## Exercise directions:
Copy every line of the following data that includes the string "need".

## Data lines:
· · ·

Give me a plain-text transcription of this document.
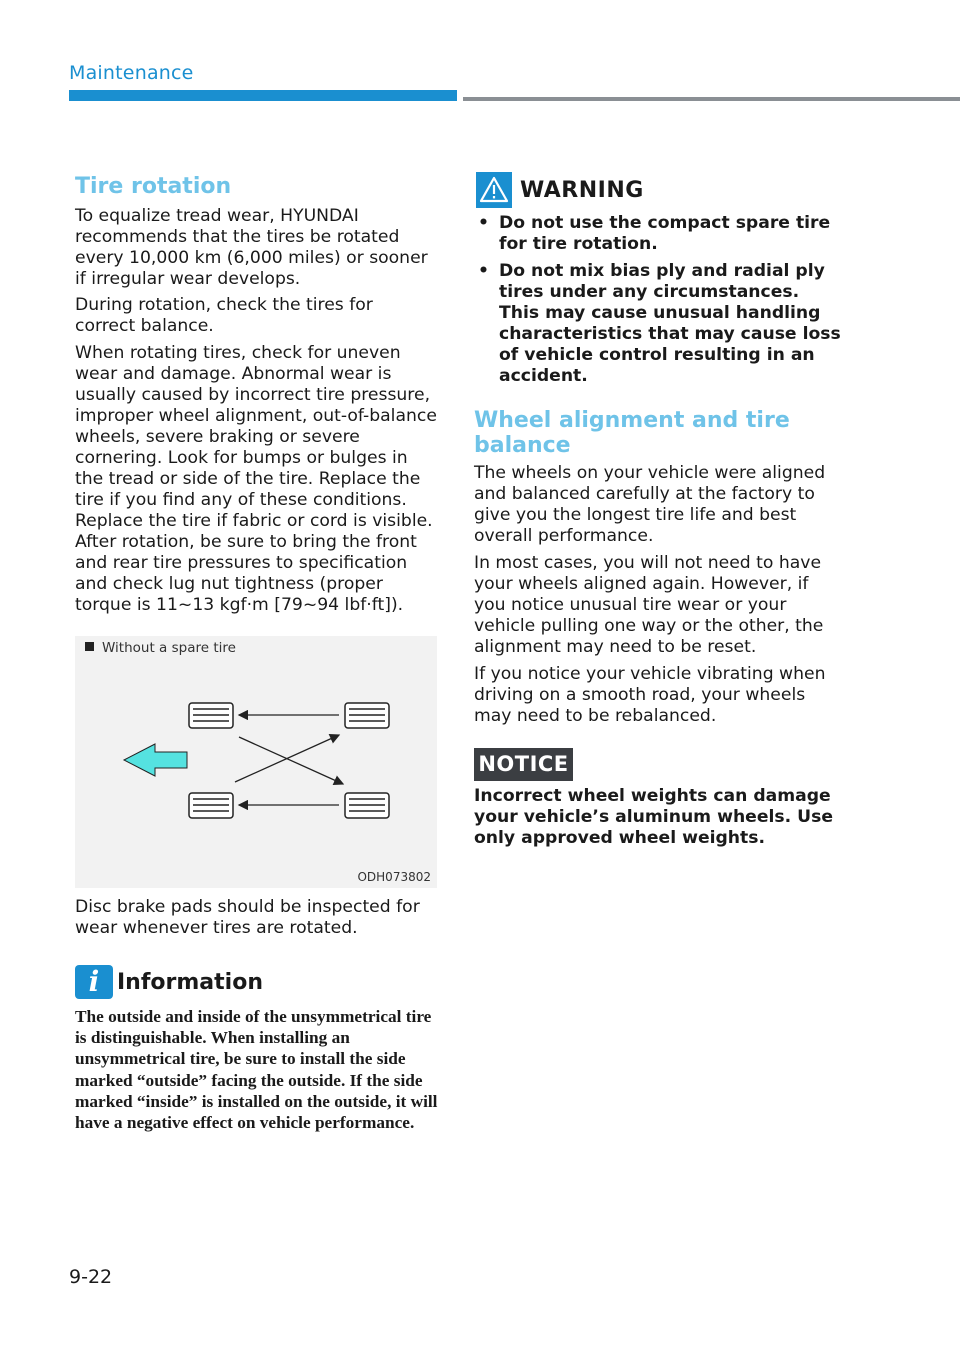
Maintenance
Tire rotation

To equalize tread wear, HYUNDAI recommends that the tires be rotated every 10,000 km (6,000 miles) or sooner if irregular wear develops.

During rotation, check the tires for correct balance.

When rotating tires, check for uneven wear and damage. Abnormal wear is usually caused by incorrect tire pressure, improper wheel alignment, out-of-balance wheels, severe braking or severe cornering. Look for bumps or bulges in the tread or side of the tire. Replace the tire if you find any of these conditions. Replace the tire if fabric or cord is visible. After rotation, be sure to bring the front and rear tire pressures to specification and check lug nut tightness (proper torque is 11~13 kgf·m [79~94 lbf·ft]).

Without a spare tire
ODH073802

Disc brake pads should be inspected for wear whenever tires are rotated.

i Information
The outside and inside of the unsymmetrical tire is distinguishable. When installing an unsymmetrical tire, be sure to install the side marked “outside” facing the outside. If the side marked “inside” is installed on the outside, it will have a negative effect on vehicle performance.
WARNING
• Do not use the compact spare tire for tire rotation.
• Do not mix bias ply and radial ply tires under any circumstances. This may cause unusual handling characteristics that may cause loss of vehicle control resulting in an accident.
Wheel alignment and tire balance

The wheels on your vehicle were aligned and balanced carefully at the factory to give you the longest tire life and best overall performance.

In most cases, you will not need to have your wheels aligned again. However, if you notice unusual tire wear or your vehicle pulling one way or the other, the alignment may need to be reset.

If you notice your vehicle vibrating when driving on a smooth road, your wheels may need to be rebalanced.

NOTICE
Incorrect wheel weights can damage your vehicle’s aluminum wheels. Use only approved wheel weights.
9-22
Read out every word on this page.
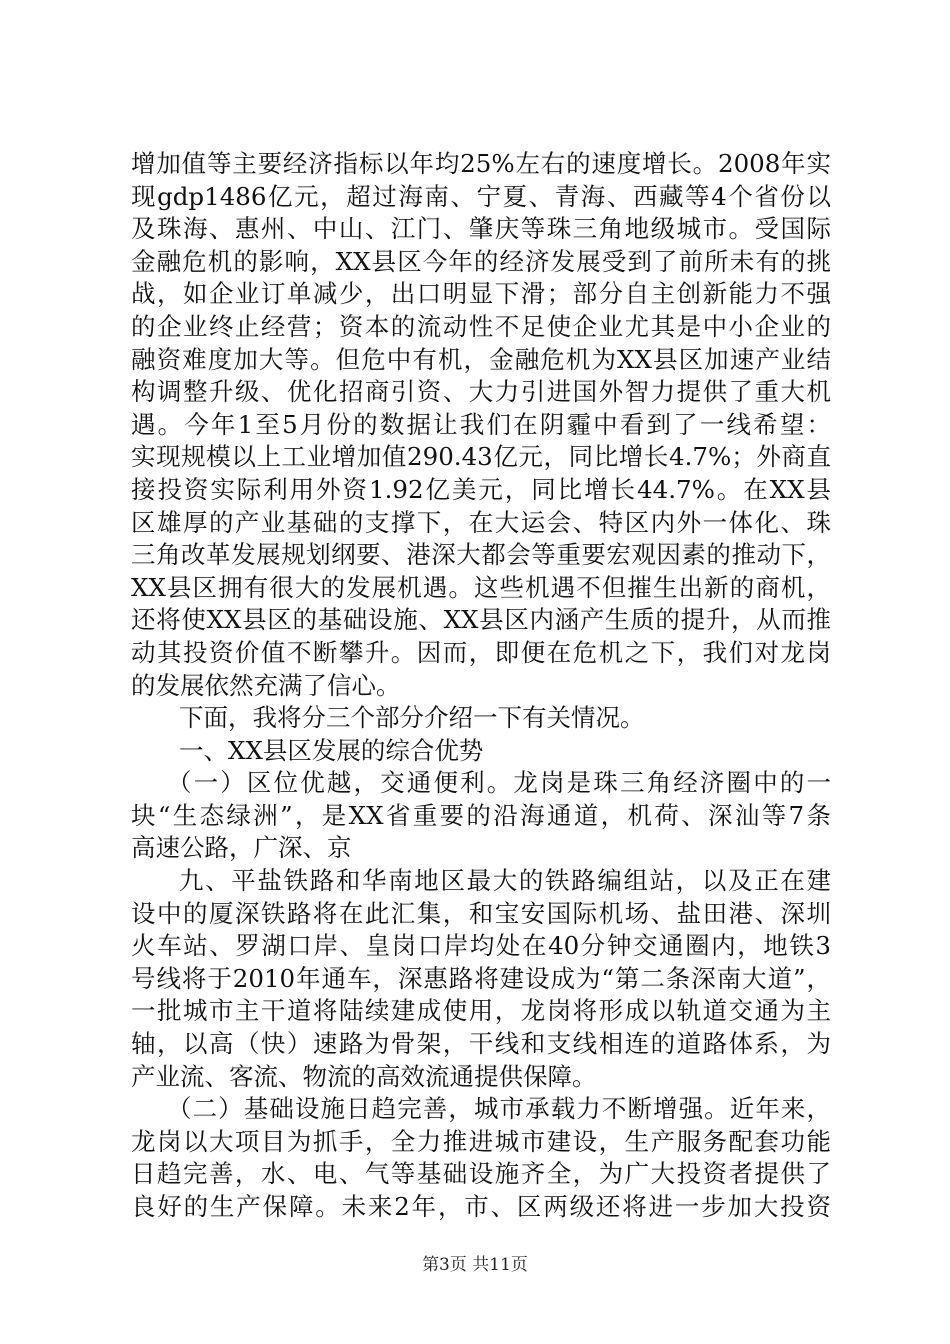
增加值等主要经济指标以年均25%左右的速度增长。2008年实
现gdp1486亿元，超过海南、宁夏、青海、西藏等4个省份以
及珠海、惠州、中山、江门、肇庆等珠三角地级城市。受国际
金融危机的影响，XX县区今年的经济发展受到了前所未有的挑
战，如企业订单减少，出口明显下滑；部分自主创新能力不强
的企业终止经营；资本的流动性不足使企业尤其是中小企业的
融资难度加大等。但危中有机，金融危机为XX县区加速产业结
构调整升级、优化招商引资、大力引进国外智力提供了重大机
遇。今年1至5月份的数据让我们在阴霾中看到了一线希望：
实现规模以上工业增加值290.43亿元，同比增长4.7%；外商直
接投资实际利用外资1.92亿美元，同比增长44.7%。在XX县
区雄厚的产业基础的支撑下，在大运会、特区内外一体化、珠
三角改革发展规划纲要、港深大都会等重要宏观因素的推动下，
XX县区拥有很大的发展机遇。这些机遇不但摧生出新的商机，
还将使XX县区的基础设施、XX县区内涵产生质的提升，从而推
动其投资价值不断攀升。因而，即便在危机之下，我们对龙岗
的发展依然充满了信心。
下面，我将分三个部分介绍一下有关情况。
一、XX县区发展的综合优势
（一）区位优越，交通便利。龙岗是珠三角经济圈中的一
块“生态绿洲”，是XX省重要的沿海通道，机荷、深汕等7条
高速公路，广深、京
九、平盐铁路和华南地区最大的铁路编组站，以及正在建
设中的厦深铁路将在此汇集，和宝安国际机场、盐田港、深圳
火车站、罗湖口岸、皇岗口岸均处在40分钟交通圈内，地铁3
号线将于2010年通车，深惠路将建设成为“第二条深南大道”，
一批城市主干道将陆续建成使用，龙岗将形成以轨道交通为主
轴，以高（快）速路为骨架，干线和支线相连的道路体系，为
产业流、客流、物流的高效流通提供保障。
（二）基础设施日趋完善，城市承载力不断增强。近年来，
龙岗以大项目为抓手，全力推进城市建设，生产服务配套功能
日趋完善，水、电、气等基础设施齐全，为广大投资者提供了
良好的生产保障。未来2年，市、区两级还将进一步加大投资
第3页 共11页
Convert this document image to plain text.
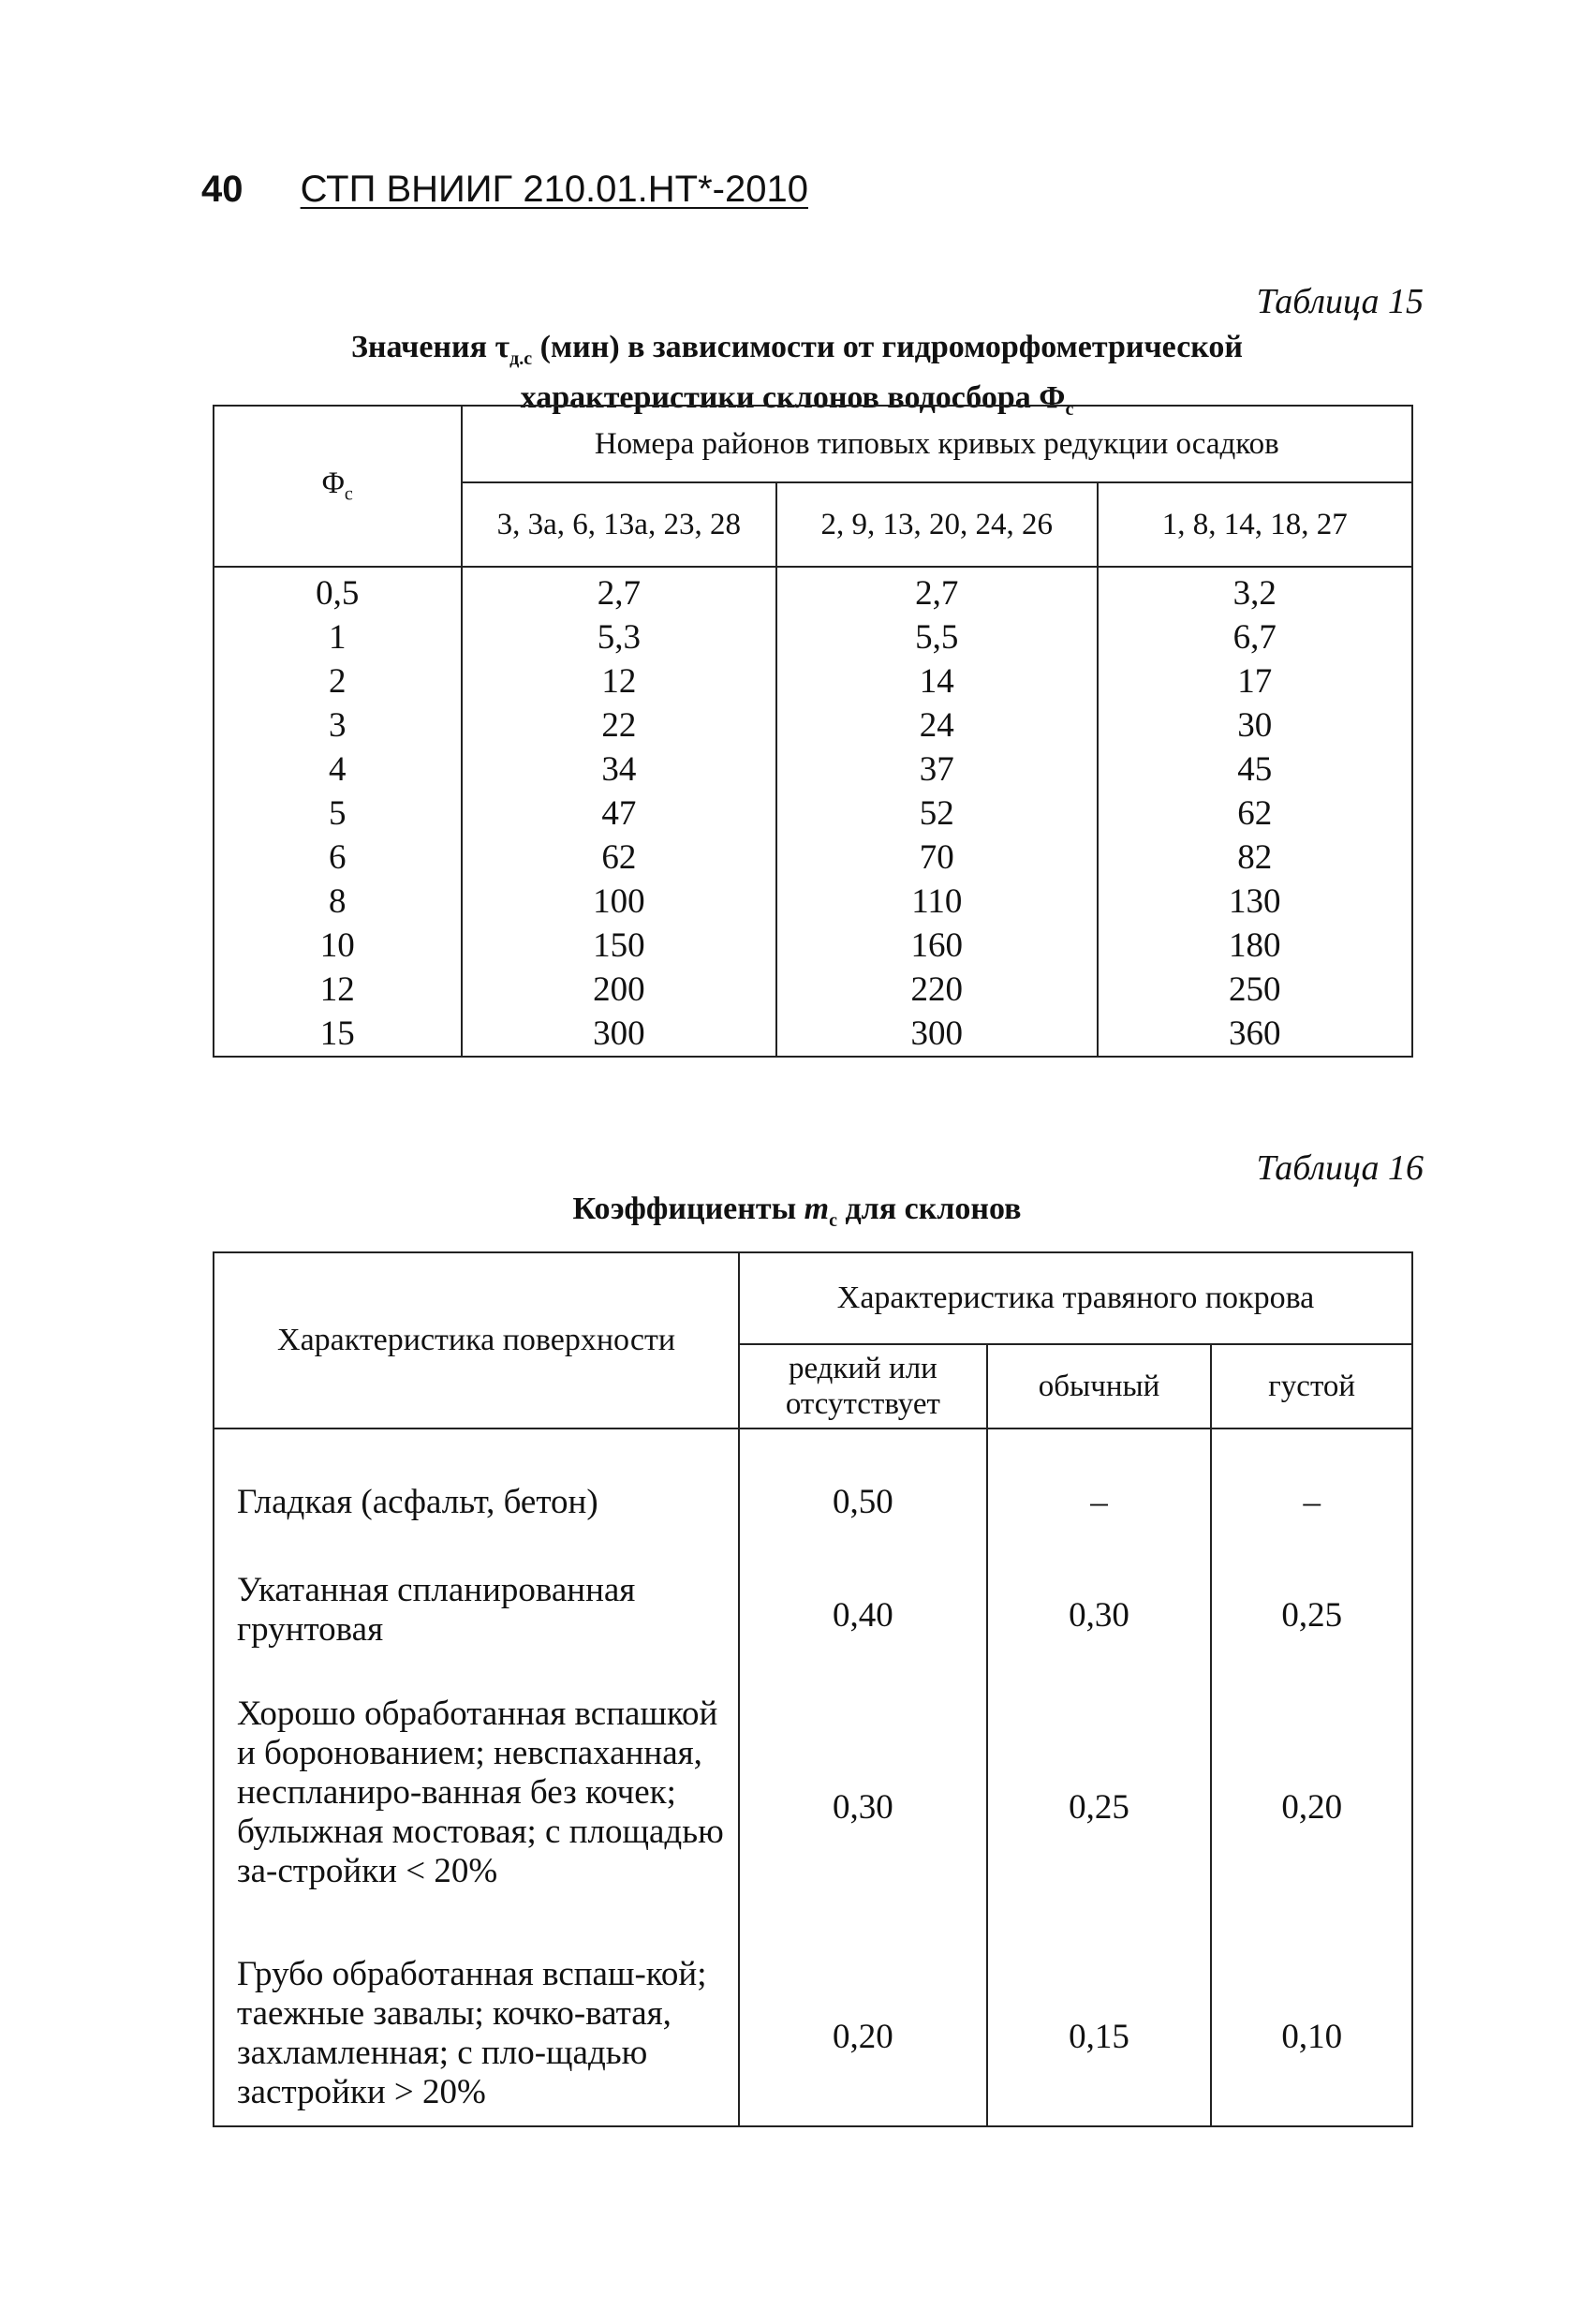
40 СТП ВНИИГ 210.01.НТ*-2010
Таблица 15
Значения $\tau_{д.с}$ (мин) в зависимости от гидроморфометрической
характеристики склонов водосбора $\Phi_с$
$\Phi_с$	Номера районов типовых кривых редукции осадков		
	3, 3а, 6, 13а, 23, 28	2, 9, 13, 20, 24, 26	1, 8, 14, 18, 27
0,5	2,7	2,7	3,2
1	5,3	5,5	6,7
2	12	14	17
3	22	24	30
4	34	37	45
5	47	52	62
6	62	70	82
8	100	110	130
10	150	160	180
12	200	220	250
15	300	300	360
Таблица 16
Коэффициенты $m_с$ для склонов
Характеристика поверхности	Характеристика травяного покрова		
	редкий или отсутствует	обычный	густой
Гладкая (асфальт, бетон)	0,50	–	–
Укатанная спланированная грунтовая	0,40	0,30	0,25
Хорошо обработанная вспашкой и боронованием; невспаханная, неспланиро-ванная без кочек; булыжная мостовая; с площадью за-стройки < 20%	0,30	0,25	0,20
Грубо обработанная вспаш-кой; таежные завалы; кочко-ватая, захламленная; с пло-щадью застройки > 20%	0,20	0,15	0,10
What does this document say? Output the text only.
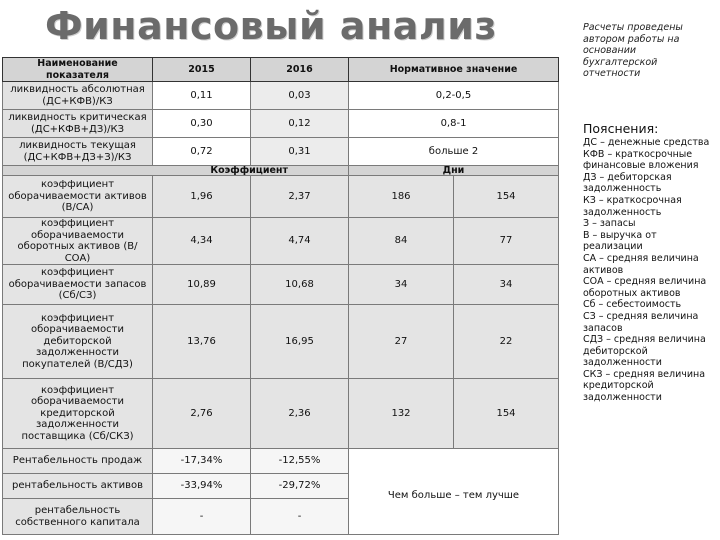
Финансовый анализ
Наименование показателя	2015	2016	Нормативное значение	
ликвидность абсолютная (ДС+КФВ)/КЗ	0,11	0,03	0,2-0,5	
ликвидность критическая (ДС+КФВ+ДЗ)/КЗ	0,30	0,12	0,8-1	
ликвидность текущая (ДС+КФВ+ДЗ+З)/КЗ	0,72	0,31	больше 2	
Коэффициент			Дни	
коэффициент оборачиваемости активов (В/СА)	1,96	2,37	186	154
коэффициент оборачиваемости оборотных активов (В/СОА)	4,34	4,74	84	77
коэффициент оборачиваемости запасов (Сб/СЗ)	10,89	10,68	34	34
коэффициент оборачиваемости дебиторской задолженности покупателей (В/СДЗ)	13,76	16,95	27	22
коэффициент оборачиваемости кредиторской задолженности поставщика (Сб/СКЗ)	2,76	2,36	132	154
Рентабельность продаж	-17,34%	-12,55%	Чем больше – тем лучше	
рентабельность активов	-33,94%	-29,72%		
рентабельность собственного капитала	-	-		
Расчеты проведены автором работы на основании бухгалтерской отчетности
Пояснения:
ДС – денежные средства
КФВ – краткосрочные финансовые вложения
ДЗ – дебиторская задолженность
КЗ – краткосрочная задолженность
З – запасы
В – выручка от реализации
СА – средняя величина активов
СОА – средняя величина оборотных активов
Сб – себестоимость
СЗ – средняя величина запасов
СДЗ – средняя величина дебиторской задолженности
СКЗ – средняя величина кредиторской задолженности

· · ·

## Exercise output:
In most cases, you will not need to have your wheels aligned again. However, if you notice unusual tire wear or your vehicle pulling one way or the other, the alignment may need to be reset.
If you notice your vehicle vibrating when driving on a smooth road, your wheels may need to be rebalanced.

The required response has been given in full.